Figure record extracts
╭──
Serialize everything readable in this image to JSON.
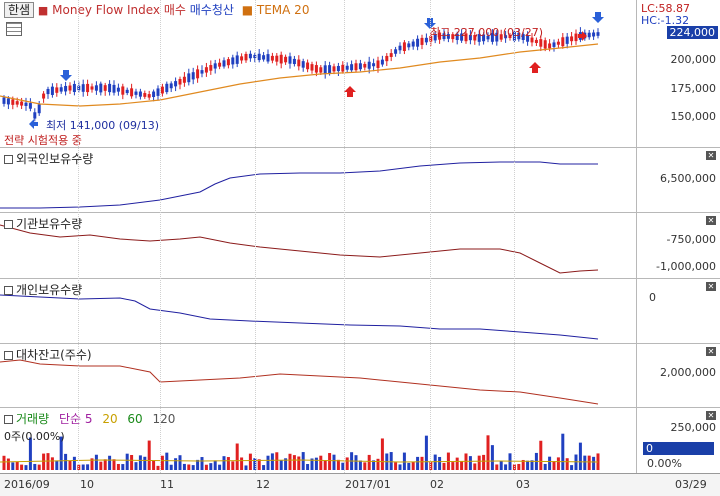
{
  "toolbar": {
    "chip_label": "한샘",
    "indicator_label": "Money Flow Index 매수",
    "sell_label": "매수청산",
    "tema_label": "TEMA 20"
  },
  "price_pane": {
    "lc_label": "LC:58.87",
    "hc_label": "HC:-1.32",
    "current_price": "224,000",
    "axis_labels": [
      "200,000",
      "175,000",
      "150,000"
    ],
    "high_annotation": "최고 227,000 (03/27)",
    "low_annotation": "최저 141,000 (09/13)",
    "strategy_label": "전략 시험적용 중"
  },
  "panes": [
    {
      "title": "외국인보유수량",
      "axis_labels": [
        "6,500,000"
      ]
    },
    {
      "title": "기관보유수량",
      "axis_labels": [
        "-750,000",
        "-1,000,000"
      ]
    },
    {
      "title": "개인보유수량",
      "axis_labels": [
        "0"
      ]
    },
    {
      "title": "대차잔고(주수)",
      "axis_labels": [
        "2,000,000"
      ]
    }
  ],
  "volume_pane": {
    "title": "거래량",
    "ma_labels": [
      "단순 5",
      "20",
      "60",
      "120"
    ],
    "info_label": "0주(0.00%)",
    "axis_labels": [
      "250,000",
      "0",
      "0.00%"
    ],
    "current_value": "0"
  },
  "x_axis": {
    "labels": [
      "2016/09",
      "10",
      "11",
      "12",
      "2017/01",
      "02",
      "03",
      "03/29"
    ]
  },
  "colors": {
    "up": "#e02020",
    "down": "#2040c0",
    "tema": "#e08a20",
    "foreign": "#2020a0",
    "inst": "#8b1a1a",
    "retail": "#2020a0",
    "lending": "#b03020",
    "badge": "#1a3fa8"
  }
}
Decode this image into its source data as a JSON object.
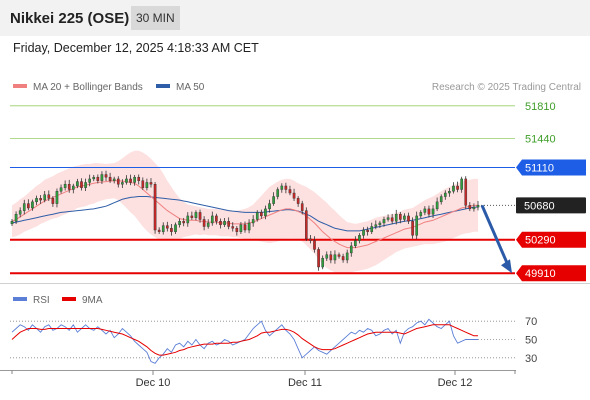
{
  "header": {
    "title": "Nikkei 225 (OSE)",
    "timeframe": "30 MIN",
    "datetime": "Friday, December 12, 2025 4:18:33 AM CET"
  },
  "chart_data": [
    {
      "type": "line",
      "title": "Nikkei 225 (OSE)",
      "legend": [
        {
          "name": "MA 20 + Bollinger Bands",
          "color": "#f08080"
        },
        {
          "name": "MA 50",
          "color": "#2e5ea8"
        }
      ],
      "credit": "Research © 2025 Trading Central",
      "ylim": [
        49810,
        51910
      ],
      "x_ticks": [
        "Dec 10",
        "Dec 11",
        "Dec 12"
      ],
      "levels": [
        {
          "value": 51810,
          "label": "51810",
          "kind": "target",
          "color": "#7dc242"
        },
        {
          "value": 51440,
          "label": "51440",
          "kind": "target",
          "color": "#7dc242"
        },
        {
          "value": 51110,
          "label": "51110",
          "kind": "resistance",
          "color": "#1e5ee6"
        },
        {
          "value": 50680,
          "label": "50680",
          "kind": "last",
          "color": "#222222"
        },
        {
          "value": 50290,
          "label": "50290",
          "kind": "support",
          "color": "#e60000"
        },
        {
          "value": 49910,
          "label": "49910",
          "kind": "support",
          "color": "#e60000"
        }
      ],
      "price_series": [
        50500,
        50580,
        50620,
        50700,
        50650,
        50720,
        50760,
        50740,
        50800,
        50760,
        50700,
        50840,
        50880,
        50920,
        50860,
        50900,
        50950,
        50880,
        50940,
        50980,
        51000,
        50960,
        51030,
        51000,
        50960,
        50980,
        50920,
        50940,
        50980,
        50940,
        51000,
        50960,
        50880,
        50940,
        50920,
        50400,
        50380,
        50450,
        50420,
        50380,
        50460,
        50500,
        50480,
        50560,
        50540,
        50600,
        50520,
        50440,
        50480,
        50560,
        50500,
        50460,
        50500,
        50440,
        50420,
        50380,
        50460,
        50400,
        50480,
        50520,
        50600,
        50560,
        50640,
        50700,
        50780,
        50860,
        50900,
        50860,
        50820,
        50760,
        50700,
        50620,
        50300,
        50280,
        50180,
        49980,
        50080,
        50120,
        50060,
        50120,
        50100,
        50060,
        50140,
        50220,
        50280,
        50340,
        50400,
        50380,
        50440,
        50460,
        50480,
        50520,
        50540,
        50500,
        50580,
        50520,
        50560,
        50500,
        50340,
        50560,
        50600,
        50640,
        50580,
        50640,
        50720,
        50780,
        50820,
        50840,
        50900,
        50860,
        50980,
        50680,
        50640,
        50660,
        50680
      ],
      "ma20": [
        50500,
        50520,
        50550,
        50580,
        50610,
        50640,
        50670,
        50700,
        50730,
        50750,
        50770,
        50790,
        50810,
        50830,
        50850,
        50870,
        50890,
        50900,
        50910,
        50920,
        50930,
        50940,
        50945,
        50950,
        50955,
        50960,
        50960,
        50955,
        50950,
        50940,
        50930,
        50900,
        50860,
        50820,
        50780,
        50740,
        50700,
        50660,
        50620,
        50590,
        50560,
        50530,
        50520,
        50510,
        50510,
        50510,
        50500,
        50500,
        50490,
        50490,
        50490,
        50480,
        50480,
        50480,
        50470,
        50470,
        50470,
        50470,
        50480,
        50490,
        50510,
        50530,
        50550,
        50570,
        50590,
        50610,
        50630,
        50640,
        50640,
        50630,
        50610,
        50590,
        50560,
        50520,
        50480,
        50430,
        50380,
        50340,
        50300,
        50270,
        50240,
        50220,
        50200,
        50200,
        50200,
        50210,
        50220,
        50230,
        50250,
        50270,
        50290,
        50310,
        50330,
        50350,
        50370,
        50390,
        50410,
        50420,
        50430,
        50450,
        50470,
        50490,
        50500,
        50510,
        50530,
        50550,
        50570,
        50590,
        50610,
        50630,
        50650,
        50660,
        50670,
        50680,
        50680
      ],
      "bb_width": [
        180,
        190,
        200,
        200,
        210,
        220,
        230,
        230,
        240,
        240,
        240,
        250,
        250,
        250,
        250,
        250,
        240,
        240,
        240,
        230,
        230,
        220,
        210,
        200,
        200,
        200,
        220,
        260,
        300,
        340,
        370,
        400,
        420,
        430,
        430,
        420,
        410,
        380,
        340,
        300,
        260,
        230,
        200,
        180,
        170,
        160,
        160,
        150,
        150,
        150,
        150,
        150,
        150,
        150,
        150,
        150,
        160,
        170,
        180,
        200,
        230,
        260,
        290,
        320,
        330,
        340,
        340,
        340,
        340,
        330,
        320,
        320,
        330,
        340,
        350,
        360,
        370,
        370,
        360,
        350,
        330,
        310,
        290,
        280,
        270,
        270,
        270,
        270,
        270,
        270,
        260,
        250,
        240,
        230,
        220,
        220,
        220,
        220,
        220,
        230,
        240,
        250,
        260,
        270,
        280,
        290,
        300,
        300,
        300,
        300,
        300,
        300,
        300,
        300,
        300
      ],
      "ma50": [
        50480,
        50490,
        50500,
        50510,
        50520,
        50530,
        50540,
        50550,
        50560,
        50570,
        50580,
        50590,
        50600,
        50605,
        50610,
        50615,
        50620,
        50625,
        50630,
        50635,
        50640,
        50650,
        50660,
        50670,
        50690,
        50710,
        50730,
        50750,
        50760,
        50770,
        50775,
        50780,
        50780,
        50780,
        50775,
        50770,
        50765,
        50760,
        50755,
        50750,
        50745,
        50740,
        50730,
        50720,
        50710,
        50700,
        50690,
        50680,
        50670,
        50660,
        50650,
        50640,
        50630,
        50620,
        50615,
        50610,
        50605,
        50600,
        50600,
        50600,
        50600,
        50600,
        50605,
        50610,
        50615,
        50620,
        50625,
        50630,
        50630,
        50625,
        50615,
        50600,
        50580,
        50560,
        50530,
        50500,
        50480,
        50460,
        50440,
        50420,
        50410,
        50400,
        50390,
        50390,
        50390,
        50390,
        50400,
        50410,
        50420,
        50430,
        50440,
        50450,
        50460,
        50470,
        50480,
        50490,
        50500,
        50505,
        50510,
        50520,
        50530,
        50540,
        50550,
        50560,
        50570,
        50580,
        50590,
        50600,
        50610,
        50620,
        50630,
        50640,
        50650,
        50660,
        50660
      ],
      "forecast": [
        50680,
        49910
      ]
    },
    {
      "type": "line",
      "legend": [
        {
          "name": "RSI",
          "color": "#5b7fd6"
        },
        {
          "name": "9MA",
          "color": "#e60000"
        }
      ],
      "ylim": [
        20,
        80
      ],
      "y_ticks": [
        "70",
        "50",
        "30"
      ],
      "rsi": [
        58,
        62,
        66,
        64,
        60,
        66,
        62,
        58,
        64,
        66,
        60,
        62,
        66,
        64,
        60,
        66,
        58,
        62,
        66,
        62,
        60,
        64,
        60,
        56,
        60,
        52,
        56,
        62,
        58,
        54,
        48,
        44,
        40,
        36,
        26,
        24,
        30,
        34,
        40,
        36,
        44,
        46,
        42,
        48,
        44,
        50,
        44,
        40,
        46,
        48,
        44,
        46,
        50,
        48,
        44,
        46,
        48,
        50,
        56,
        62,
        66,
        70,
        60,
        54,
        58,
        62,
        66,
        60,
        56,
        50,
        40,
        30,
        34,
        38,
        42,
        38,
        36,
        34,
        38,
        42,
        46,
        50,
        54,
        58,
        56,
        60,
        58,
        62,
        60,
        54,
        56,
        60,
        62,
        56,
        60,
        46,
        58,
        62,
        64,
        68,
        70,
        66,
        72,
        68,
        64,
        62,
        66,
        70,
        54,
        46,
        48,
        50,
        50,
        50,
        50
      ],
      "ma9": [
        50,
        54,
        58,
        60,
        62,
        62,
        62,
        61,
        61,
        62,
        62,
        62,
        62,
        62,
        62,
        62,
        62,
        62,
        62,
        62,
        62,
        62,
        61,
        60,
        59,
        58,
        57,
        56,
        54,
        52,
        50,
        48,
        45,
        42,
        38,
        35,
        33,
        33,
        34,
        35,
        36,
        38,
        39,
        41,
        42,
        43,
        44,
        45,
        45,
        45,
        46,
        46,
        46,
        46,
        47,
        47,
        48,
        49,
        50,
        52,
        54,
        57,
        58,
        58,
        59,
        60,
        61,
        61,
        60,
        58,
        55,
        51,
        48,
        45,
        42,
        40,
        39,
        39,
        39,
        40,
        42,
        44,
        46,
        48,
        50,
        52,
        54,
        56,
        57,
        58,
        58,
        58,
        58,
        58,
        58,
        57,
        56,
        58,
        60,
        62,
        63,
        64,
        65,
        66,
        66,
        66,
        66,
        66,
        64,
        62,
        60,
        58,
        56,
        54,
        54
      ]
    }
  ]
}
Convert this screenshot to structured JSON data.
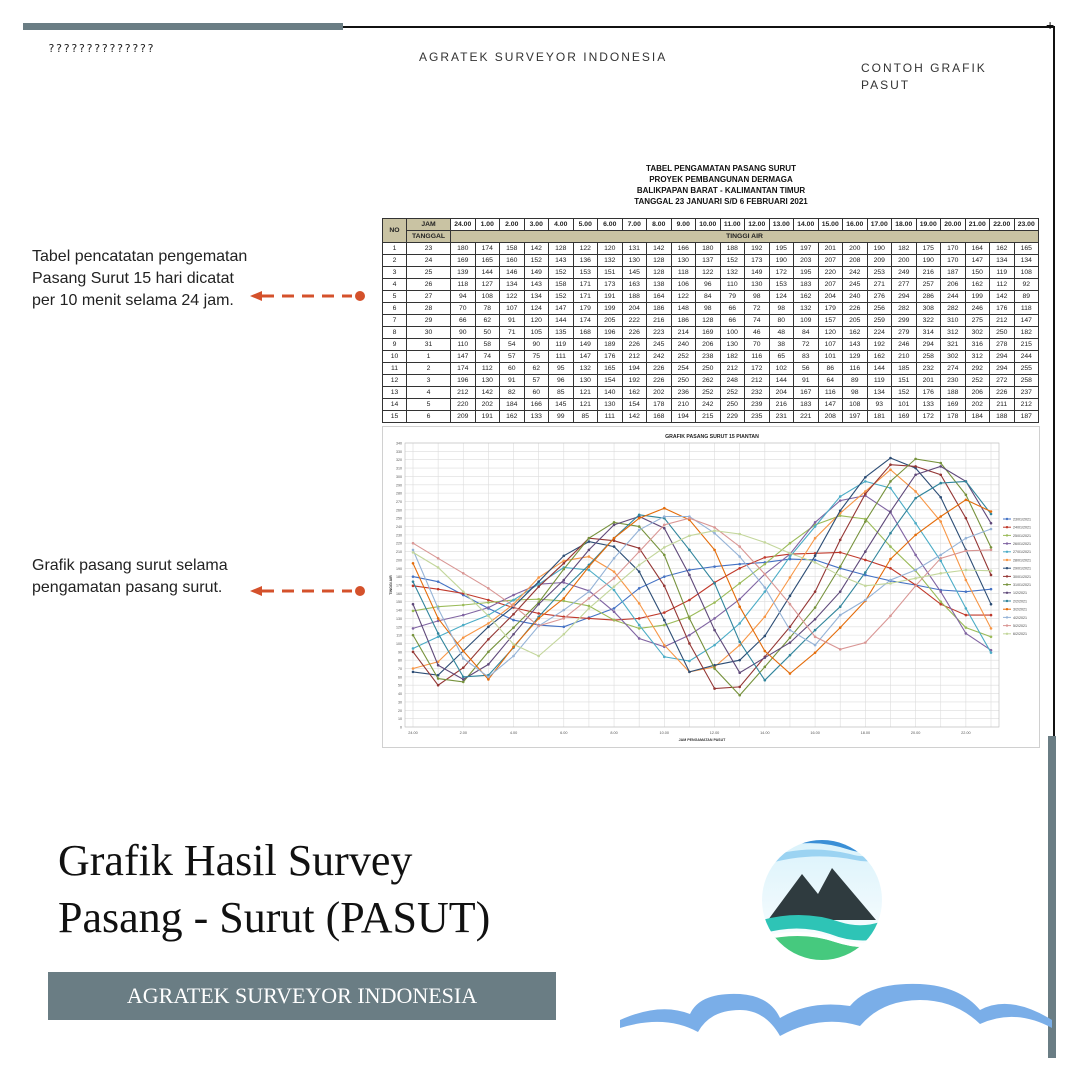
{
  "header": {
    "corner_text": "??????????????",
    "company": "AGRATEK SURVEYOR INDONESIA",
    "right_line1": "CONTOH GRAFIK",
    "right_line2": "PASUT"
  },
  "table_title": {
    "line1": "TABEL PENGAMATAN PASANG SURUT",
    "line2": "PROYEK PEMBANGUNAN DERMAGA",
    "line3": "BALIKPAPAN BARAT - KALIMANTAN TIMUR",
    "line4": "TANGGAL 23 JANUARI S/D 6 FEBRUARI 2021"
  },
  "table": {
    "no_label": "NO",
    "jam_label": "JAM",
    "tanggal_label": "TANGGAL",
    "tinggi_label": "TINGGI AIR",
    "hours": [
      "24.00",
      "1.00",
      "2.00",
      "3.00",
      "4.00",
      "5.00",
      "6.00",
      "7.00",
      "8.00",
      "9.00",
      "10.00",
      "11.00",
      "12.00",
      "13.00",
      "14.00",
      "15.00",
      "16.00",
      "17.00",
      "18.00",
      "19.00",
      "20.00",
      "21.00",
      "22.00",
      "23.00"
    ],
    "rows": [
      {
        "no": "1",
        "tanggal": "23",
        "values": [
          180,
          174,
          158,
          142,
          128,
          122,
          120,
          131,
          142,
          166,
          180,
          188,
          192,
          195,
          197,
          201,
          200,
          190,
          182,
          175,
          170,
          164,
          162,
          165
        ]
      },
      {
        "no": "2",
        "tanggal": "24",
        "values": [
          169,
          165,
          160,
          152,
          143,
          136,
          132,
          130,
          128,
          130,
          137,
          152,
          173,
          190,
          203,
          207,
          208,
          209,
          200,
          190,
          170,
          147,
          134,
          134
        ]
      },
      {
        "no": "3",
        "tanggal": "25",
        "values": [
          139,
          144,
          146,
          149,
          152,
          153,
          151,
          145,
          128,
          118,
          122,
          132,
          149,
          172,
          195,
          220,
          242,
          253,
          249,
          216,
          187,
          150,
          119,
          108
        ]
      },
      {
        "no": "4",
        "tanggal": "26",
        "values": [
          118,
          127,
          134,
          143,
          158,
          171,
          173,
          163,
          138,
          106,
          96,
          110,
          130,
          153,
          183,
          207,
          245,
          271,
          277,
          257,
          206,
          162,
          112,
          92
        ]
      },
      {
        "no": "5",
        "tanggal": "27",
        "values": [
          94,
          108,
          122,
          134,
          152,
          171,
          191,
          188,
          164,
          122,
          84,
          79,
          98,
          124,
          162,
          204,
          240,
          276,
          294,
          286,
          244,
          199,
          142,
          89
        ]
      },
      {
        "no": "6",
        "tanggal": "28",
        "values": [
          70,
          78,
          107,
          124,
          147,
          179,
          199,
          204,
          186,
          148,
          98,
          66,
          72,
          98,
          132,
          179,
          226,
          256,
          282,
          308,
          282,
          246,
          176,
          118
        ]
      },
      {
        "no": "7",
        "tanggal": "29",
        "values": [
          66,
          62,
          91,
          120,
          144,
          174,
          205,
          222,
          216,
          186,
          128,
          66,
          74,
          80,
          109,
          157,
          205,
          259,
          299,
          322,
          310,
          275,
          212,
          147
        ]
      },
      {
        "no": "8",
        "tanggal": "30",
        "values": [
          90,
          50,
          71,
          105,
          135,
          168,
          196,
          226,
          223,
          214,
          169,
          100,
          46,
          48,
          84,
          120,
          162,
          224,
          279,
          314,
          312,
          302,
          250,
          182
        ]
      },
      {
        "no": "9",
        "tanggal": "31",
        "values": [
          110,
          58,
          54,
          90,
          119,
          149,
          189,
          226,
          245,
          240,
          206,
          130,
          70,
          38,
          72,
          107,
          143,
          192,
          246,
          294,
          321,
          316,
          278,
          215
        ]
      },
      {
        "no": "10",
        "tanggal": "1",
        "values": [
          147,
          74,
          57,
          75,
          111,
          147,
          176,
          212,
          242,
          252,
          238,
          182,
          116,
          65,
          83,
          101,
          129,
          162,
          210,
          258,
          302,
          312,
          294,
          244
        ]
      },
      {
        "no": "11",
        "tanggal": "2",
        "values": [
          174,
          112,
          60,
          62,
          95,
          132,
          165,
          194,
          226,
          254,
          250,
          212,
          172,
          102,
          56,
          86,
          116,
          144,
          185,
          232,
          274,
          292,
          294,
          255
        ]
      },
      {
        "no": "12",
        "tanggal": "3",
        "values": [
          196,
          130,
          91,
          57,
          96,
          130,
          154,
          192,
          226,
          250,
          262,
          248,
          212,
          144,
          91,
          64,
          89,
          119,
          151,
          201,
          230,
          252,
          272,
          258
        ]
      },
      {
        "no": "13",
        "tanggal": "4",
        "values": [
          212,
          142,
          82,
          60,
          85,
          121,
          140,
          162,
          202,
          236,
          252,
          252,
          232,
          204,
          167,
          116,
          98,
          134,
          152,
          176,
          188,
          206,
          226,
          237
        ]
      },
      {
        "no": "14",
        "tanggal": "5",
        "values": [
          220,
          202,
          184,
          166,
          145,
          121,
          130,
          154,
          178,
          210,
          242,
          250,
          239,
          216,
          183,
          147,
          108,
          93,
          101,
          133,
          169,
          202,
          211,
          212
        ]
      },
      {
        "no": "15",
        "tanggal": "6",
        "values": [
          209,
          191,
          162,
          133,
          99,
          85,
          111,
          142,
          168,
          194,
          215,
          229,
          235,
          231,
          221,
          208,
          197,
          181,
          169,
          172,
          178,
          184,
          188,
          187
        ]
      }
    ]
  },
  "annotations": {
    "table_note": "Tabel pencatatan pengematan Pasang Surut 15 hari dicatat per 10 menit selama 24 jam.",
    "chart_note": "Grafik pasang surut selama pengamatan pasang surut."
  },
  "chart_data": {
    "type": "line",
    "title": "GRAFIK PASANG SURUT 15 PIANTAN",
    "xlabel": "JAM PENGAMATAN PASUT",
    "ylabel": "TINGGI AIR",
    "x": [
      "24.00",
      "1.00",
      "2.00",
      "3.00",
      "4.00",
      "5.00",
      "6.00",
      "7.00",
      "8.00",
      "9.00",
      "10.00",
      "11.00",
      "12.00",
      "13.00",
      "14.00",
      "15.00",
      "16.00",
      "17.00",
      "18.00",
      "19.00",
      "20.00",
      "21.00",
      "22.00",
      "23.00"
    ],
    "ylim": [
      0,
      340
    ],
    "y_ticks": [
      0,
      10,
      20,
      30,
      40,
      50,
      60,
      70,
      80,
      90,
      100,
      110,
      120,
      130,
      140,
      150,
      160,
      170,
      180,
      190,
      200,
      210,
      220,
      230,
      240,
      250,
      260,
      270,
      280,
      290,
      300,
      310,
      320,
      330,
      340
    ],
    "grid": true,
    "legend_position": "right",
    "legend": [
      "23/01/2021",
      "24/01/2021",
      "25/01/2021",
      "26/01/2021",
      "27/01/2021",
      "28/01/2021",
      "29/01/2021",
      "30/01/2021",
      "31/01/2021",
      "1/2/2021",
      "2/2/2021",
      "3/2/2021",
      "4/2/2021",
      "5/2/2021",
      "6/2/2021"
    ],
    "colors": [
      "#4472c4",
      "#c0392b",
      "#9bbb59",
      "#8064a2",
      "#4bacc6",
      "#f79646",
      "#2c4d75",
      "#943634",
      "#76923c",
      "#5f497a",
      "#31859c",
      "#e46c0a",
      "#95b3d7",
      "#d99694",
      "#c3d69b"
    ]
  },
  "title": {
    "line1": "Grafik Hasil Survey",
    "line2": "Pasang - Surut (PASUT)"
  },
  "banner": {
    "text": "AGRATEK SURVEYOR INDONESIA"
  },
  "colors": {
    "accent_gray": "#6a7d84",
    "arrow_red": "#d4512b",
    "table_header": "#c9c3a3",
    "logo_blue": "#3a8fd6",
    "logo_teal": "#2ec4b6",
    "wave_blue": "#7aaee8"
  }
}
╰──
* [EXERCISE REQUIREMENTS]
Reply with one number only: the count of lines in the entries that contain "image".

* [EXERCISE RESPONSE]
2